Task to complete: Each entry must be given again exactly; images do not belong in the copy.

The data:
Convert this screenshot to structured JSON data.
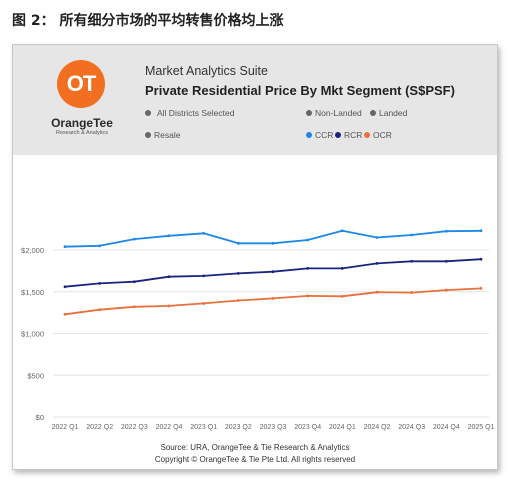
{
  "figure_title": "图 2： 所有细分市场的平均转售价格均上涨",
  "header": {
    "logo_mark": "OT",
    "logo_name": "OrangeTee",
    "logo_sub": "Research & Analytics",
    "suite": "Market Analytics Suite",
    "title": "Private Residential Price By Mkt Segment (S$PSF)"
  },
  "filters": {
    "districts": "All Districts Selected",
    "non_landed": "Non-Landed",
    "landed": "Landed",
    "resale": "Resale"
  },
  "colors": {
    "CCR": "#1e88e5",
    "RCR": "#1a237e",
    "OCR": "#e8703a",
    "grid": "#e3e3e3",
    "filter_dot": "#666666"
  },
  "footer": {
    "source": "Source: URA, OrangeTee & Tie Research & Analytics",
    "copyright": "Copyright © OrangeTee & Tie Pte Ltd. All rights reserved"
  },
  "chart_data": {
    "type": "line",
    "categories": [
      "2022 Q1",
      "2022 Q2",
      "2022 Q3",
      "2022 Q4",
      "2023 Q1",
      "2023 Q2",
      "2023 Q3",
      "2023 Q4",
      "2024 Q1",
      "2024 Q2",
      "2024 Q3",
      "2024 Q4",
      "2025 Q1"
    ],
    "series": [
      {
        "name": "CCR",
        "values": [
          2040,
          2050,
          2130,
          2170,
          2200,
          2080,
          2080,
          2120,
          2230,
          2150,
          2180,
          2225,
          2230
        ]
      },
      {
        "name": "RCR",
        "values": [
          1560,
          1600,
          1620,
          1680,
          1690,
          1720,
          1740,
          1780,
          1780,
          1840,
          1865,
          1865,
          1890
        ]
      },
      {
        "name": "OCR",
        "values": [
          1230,
          1285,
          1320,
          1330,
          1360,
          1395,
          1420,
          1450,
          1445,
          1495,
          1490,
          1520,
          1540
        ]
      }
    ],
    "y_ticks": [
      "$0",
      "$500",
      "$1,000",
      "$1,500",
      "$2,000"
    ],
    "y_tick_values": [
      0,
      500,
      1000,
      1500,
      2000
    ],
    "ylim": [
      0,
      2000
    ],
    "grid": true,
    "legend_position": "top-right"
  }
}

Output for this exercise:
Convert this screenshot to structured JSON data.
{
  "figure_title": "图 2： 所有细分市场的平均转售价格均上涨",
  "header": {
    "logo_mark": "OT",
    "logo_name": "OrangeTee",
    "logo_sub": "Research & Analytics",
    "suite": "Market Analytics Suite",
    "title": "Private Residential Price By Mkt Segment (S$PSF)"
  },
  "filters": {
    "districts": "All Districts Selected",
    "non_landed": "Non-Landed",
    "landed": "Landed",
    "resale": "Resale"
  },
  "colors": {
    "CCR": "#1e88e5",
    "RCR": "#1a237e",
    "OCR": "#e8703a",
    "grid": "#e3e3e3",
    "filter_dot": "#666666"
  },
  "footer": {
    "source": "Source: URA, OrangeTee & Tie Research & Analytics",
    "copyright": "Copyright © OrangeTee & Tie Pte Ltd. All rights reserved"
  },
  "chart_data": {
    "type": "line",
    "categories": [
      "2022 Q1",
      "2022 Q2",
      "2022 Q3",
      "2022 Q4",
      "2023 Q1",
      "2023 Q2",
      "2023 Q3",
      "2023 Q4",
      "2024 Q1",
      "2024 Q2",
      "2024 Q3",
      "2024 Q4",
      "2025 Q1"
    ],
    "series": [
      {
        "name": "CCR",
        "values": [
          2040,
          2050,
          2130,
          2170,
          2200,
          2080,
          2080,
          2120,
          2230,
          2150,
          2180,
          2225,
          2230
        ]
      },
      {
        "name": "RCR",
        "values": [
          1560,
          1600,
          1620,
          1680,
          1690,
          1720,
          1740,
          1780,
          1780,
          1840,
          1865,
          1865,
          1890
        ]
      },
      {
        "name": "OCR",
        "values": [
          1230,
          1285,
          1320,
          1330,
          1360,
          1395,
          1420,
          1450,
          1445,
          1495,
          1490,
          1520,
          1540
        ]
      }
    ],
    "y_ticks": [
      "$0",
      "$500",
      "$1,000",
      "$1,500",
      "$2,000"
    ],
    "y_tick_values": [
      0,
      500,
      1000,
      1500,
      2000
    ],
    "ylim": [
      0,
      2000
    ],
    "grid": true,
    "legend_position": "top-right"
  }
}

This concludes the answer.